### Problem statement
Set down the full listing exactly, character for character.

[Stored data]
__________
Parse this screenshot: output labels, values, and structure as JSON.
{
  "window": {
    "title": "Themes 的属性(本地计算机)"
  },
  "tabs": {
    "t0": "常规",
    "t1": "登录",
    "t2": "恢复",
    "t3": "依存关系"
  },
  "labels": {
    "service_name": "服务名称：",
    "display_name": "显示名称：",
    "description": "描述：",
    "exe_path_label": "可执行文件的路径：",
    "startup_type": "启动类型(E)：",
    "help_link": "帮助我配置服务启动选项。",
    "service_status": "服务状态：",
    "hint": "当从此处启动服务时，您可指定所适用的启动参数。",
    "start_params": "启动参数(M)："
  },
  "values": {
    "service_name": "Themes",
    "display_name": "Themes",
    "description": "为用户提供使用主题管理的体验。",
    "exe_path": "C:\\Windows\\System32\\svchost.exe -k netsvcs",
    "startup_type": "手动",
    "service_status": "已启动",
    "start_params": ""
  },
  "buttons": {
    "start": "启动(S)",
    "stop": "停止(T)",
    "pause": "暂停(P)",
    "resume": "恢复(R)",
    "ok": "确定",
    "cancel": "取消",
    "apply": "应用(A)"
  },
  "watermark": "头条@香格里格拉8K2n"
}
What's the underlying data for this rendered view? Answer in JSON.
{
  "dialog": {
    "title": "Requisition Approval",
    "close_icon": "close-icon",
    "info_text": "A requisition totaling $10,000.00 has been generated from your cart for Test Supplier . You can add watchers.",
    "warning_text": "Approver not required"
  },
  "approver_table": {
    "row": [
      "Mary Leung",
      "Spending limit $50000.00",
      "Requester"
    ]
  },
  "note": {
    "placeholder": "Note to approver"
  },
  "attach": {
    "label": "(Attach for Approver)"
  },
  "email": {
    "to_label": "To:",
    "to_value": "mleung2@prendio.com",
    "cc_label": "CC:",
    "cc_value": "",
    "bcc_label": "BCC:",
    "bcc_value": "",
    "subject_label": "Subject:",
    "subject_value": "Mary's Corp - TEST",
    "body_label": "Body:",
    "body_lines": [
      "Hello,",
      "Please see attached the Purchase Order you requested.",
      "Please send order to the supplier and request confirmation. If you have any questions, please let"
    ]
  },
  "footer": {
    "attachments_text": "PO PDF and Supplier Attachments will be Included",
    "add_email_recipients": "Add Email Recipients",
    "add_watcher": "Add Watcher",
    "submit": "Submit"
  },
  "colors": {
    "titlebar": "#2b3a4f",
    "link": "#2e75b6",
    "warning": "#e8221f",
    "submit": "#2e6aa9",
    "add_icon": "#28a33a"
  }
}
__________
### Solution to the exercise
Parse this screenshot: output labels, values, and structure as JSON.
{
  "window": {
    "title": "Themes 的属性(本地计算机)"
  },
  "tabs": {
    "t0": "常规",
    "t1": "登录",
    "t2": "恢复",
    "t3": "依存关系"
  },
  "labels": {
    "service_name": "服务名称：",
    "display_name": "显示名称：",
    "description": "描述：",
    "exe_path_label": "可执行文件的路径：",
    "startup_type": "启动类型(E)：",
    "help_link": "帮助我配置服务启动选项。",
    "service_status": "服务状态：",
    "hint": "当从此处启动服务时，您可指定所适用的启动参数。",
    "start_params": "启动参数(M)："
  },
  "values": {
    "service_name": "Themes",
    "display_name": "Themes",
    "description": "为用户提供使用主题管理的体验。",
    "exe_path": "C:\\Windows\\System32\\svchost.exe -k netsvcs",
    "startup_type": "手动",
    "service_status": "已启动",
    "start_params": ""
  },
  "buttons": {
    "start": "启动(S)",
    "stop": "停止(T)",
    "pause": "暂停(P)",
    "resume": "恢复(R)",
    "ok": "确定",
    "cancel": "取消",
    "apply": "应用(A)"
  },
  "watermark": "头条@香格里格拉8K2n"
}
What's the underlying data for this rendered view? Answer in JSON.
{
  "dialog": {
    "title": "Requisition Approval",
    "close_icon": "close-icon",
    "info_text": "A requisition totaling $10,000.00 has been generated from your cart for Test Supplier . You can add watchers.",
    "warning_text": "Approver not required"
  },
  "approver_table": {
    "row": [
      "Mary Leung",
      "Spending limit $50000.00",
      "Requester"
    ]
  },
  "note": {
    "placeholder": "Note to approver"
  },
  "attach": {
    "label": "(Attach for Approver)"
  },
  "email": {
    "to_label": "To:",
    "to_value": "mleung2@prendio.com",
    "cc_label": "CC:",
    "cc_value": "",
    "bcc_label": "BCC:",
    "bcc_value": "",
    "subject_label": "Subject:",
    "subject_value": "Mary's Corp - TEST",
    "body_label": "Body:",
    "body_lines": [
      "Hello,",
      "Please see attached the Purchase Order you requested.",
      "Please send order to the supplier and request confirmation. If you have any questions, please let"
    ]
  },
  "footer": {
    "attachments_text": "PO PDF and Supplier Attachments will be Included",
    "add_email_recipients": "Add Email Recipients",
    "add_watcher": "Add Watcher",
    "submit": "Submit"
  },
  "colors": {
    "titlebar": "#2b3a4f",
    "link": "#2e75b6",
    "warning": "#e8221f",
    "submit": "#2e6aa9",
    "add_icon": "#28a33a"
  }
}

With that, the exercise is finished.